◆ **INSTRUCTIONS FOR THE TASK**: Drop every picture, then transcribe the remaining data exactly.
--- Start PROVIDED ENTRIES ---
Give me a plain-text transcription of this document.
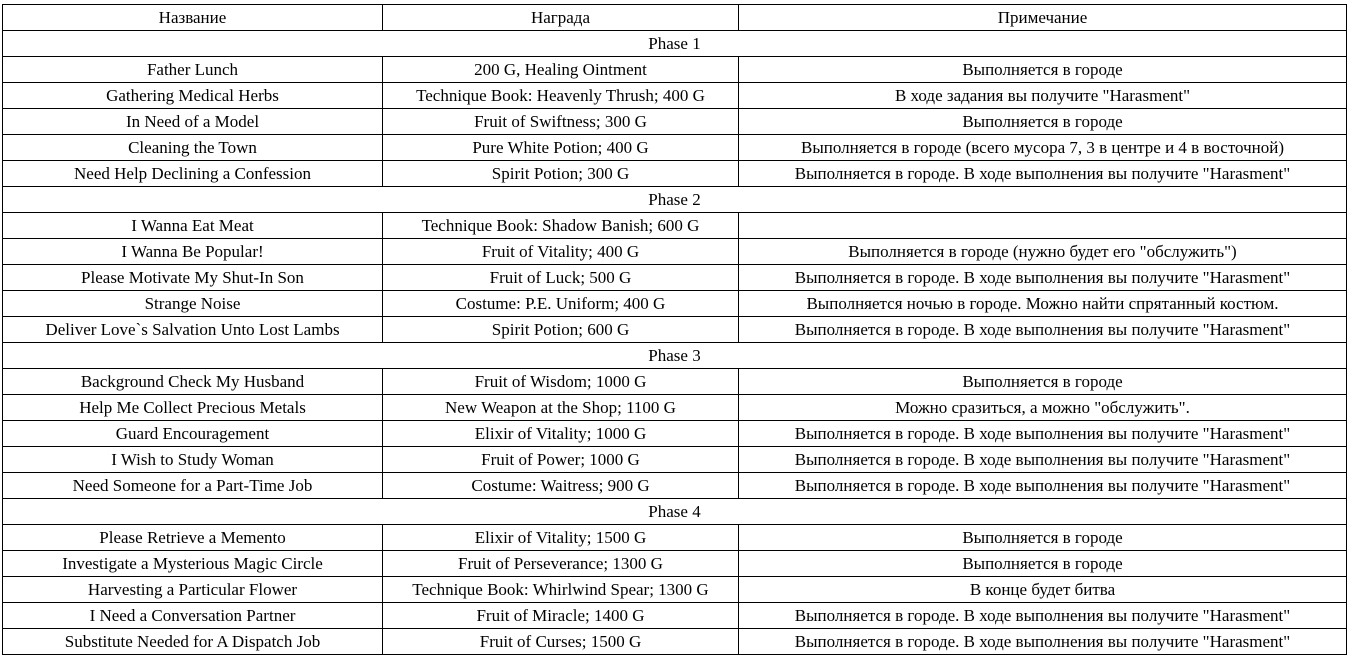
Название	Награда	Примечание
Phase 1		
Father Lunch	200 G, Healing Ointment	Выполняется в городе
Gathering Medical Herbs	Technique Book: Heavenly Thrush; 400 G	В ходе задания вы получите "Harasment"
In Need of a Model	Fruit of Swiftness; 300 G	Выполняется в городе
Cleaning the Town	Pure White Potion; 400 G	Выполняется в городе (всего мусора 7, 3 в центре и 4 в восточной)
Need Help Declining a Confession	Spirit Potion; 300 G	Выполняется в городе. В ходе выполнения вы получите "Harasment"
Phase 2		
I Wanna Eat Meat	Technique Book: Shadow Banish; 600 G	
I Wanna Be Popular!	Fruit of Vitality; 400 G	Выполняется в городе (нужно будет его "обслужить")
Please Motivate My Shut-In Son	Fruit of Luck; 500 G	Выполняется в городе. В ходе выполнения вы получите "Harasment"
Strange Noise	Costume: P.E. Uniform; 400 G	Выполняется ночью в городе. Можно найти спрятанный костюм.
Deliver Love`s Salvation Unto Lost Lambs	Spirit Potion; 600 G	Выполняется в городе. В ходе выполнения вы получите "Harasment"
Phase 3		
Background Check My Husband	Fruit of Wisdom; 1000 G	Выполняется в городе
Help Me Collect Precious Metals	New Weapon at the Shop; 1100 G	Можно сразиться, а можно "обслужить".
Guard Encouragement	Elixir of Vitality; 1000 G	Выполняется в городе. В ходе выполнения вы получите "Harasment"
I Wish to Study Woman	Fruit of Power; 1000 G	Выполняется в городе. В ходе выполнения вы получите "Harasment"
Need Someone for a Part-Time Job	Costume: Waitress; 900 G	Выполняется в городе. В ходе выполнения вы получите "Harasment"
Phase 4		
Please Retrieve a Memento	Elixir of Vitality; 1500 G	Выполняется в городе
Investigate a Mysterious Magic Circle	Fruit of Perseverance; 1300 G	Выполняется в городе
Harvesting a Particular Flower	Technique Book: Whirlwind Spear; 1300 G	В конце будет битва
I Need a Conversation Partner	Fruit of Miracle; 1400 G	Выполняется в городе. В ходе выполнения вы получите "Harasment"
Substitute Needed for A Dispatch Job	Fruit of Curses; 1500 G	Выполняется в городе. В ходе выполнения вы получите "Harasment"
--- End PROVIDED ENTRIES ---
◆ **THE SOLUTION**:
Give me a plain-text transcription of this document.
Название	Награда	Примечание
Phase 1		
Father Lunch	200 G, Healing Ointment	Выполняется в городе
Gathering Medical Herbs	Technique Book: Heavenly Thrush; 400 G	В ходе задания вы получите "Harasment"
In Need of a Model	Fruit of Swiftness; 300 G	Выполняется в городе
Cleaning the Town	Pure White Potion; 400 G	Выполняется в городе (всего мусора 7, 3 в центре и 4 в восточной)
Need Help Declining a Confession	Spirit Potion; 300 G	Выполняется в городе. В ходе выполнения вы получите "Harasment"
Phase 2		
I Wanna Eat Meat	Technique Book: Shadow Banish; 600 G	
I Wanna Be Popular!	Fruit of Vitality; 400 G	Выполняется в городе (нужно будет его "обслужить")
Please Motivate My Shut-In Son	Fruit of Luck; 500 G	Выполняется в городе. В ходе выполнения вы получите "Harasment"
Strange Noise	Costume: P.E. Uniform; 400 G	Выполняется ночью в городе. Можно найти спрятанный костюм.
Deliver Love`s Salvation Unto Lost Lambs	Spirit Potion; 600 G	Выполняется в городе. В ходе выполнения вы получите "Harasment"
Phase 3		
Background Check My Husband	Fruit of Wisdom; 1000 G	Выполняется в городе
Help Me Collect Precious Metals	New Weapon at the Shop; 1100 G	Можно сразиться, а можно "обслужить".
Guard Encouragement	Elixir of Vitality; 1000 G	Выполняется в городе. В ходе выполнения вы получите "Harasment"
I Wish to Study Woman	Fruit of Power; 1000 G	Выполняется в городе. В ходе выполнения вы получите "Harasment"
Need Someone for a Part-Time Job	Costume: Waitress; 900 G	Выполняется в городе. В ходе выполнения вы получите "Harasment"
Phase 4		
Please Retrieve a Memento	Elixir of Vitality; 1500 G	Выполняется в городе
Investigate a Mysterious Magic Circle	Fruit of Perseverance; 1300 G	Выполняется в городе
Harvesting a Particular Flower	Technique Book: Whirlwind Spear; 1300 G	В конце будет битва
I Need a Conversation Partner	Fruit of Miracle; 1400 G	Выполняется в городе. В ходе выполнения вы получите "Harasment"
Substitute Needed for A Dispatch Job	Fruit of Curses; 1500 G	Выполняется в городе. В ходе выполнения вы получите "Harasment"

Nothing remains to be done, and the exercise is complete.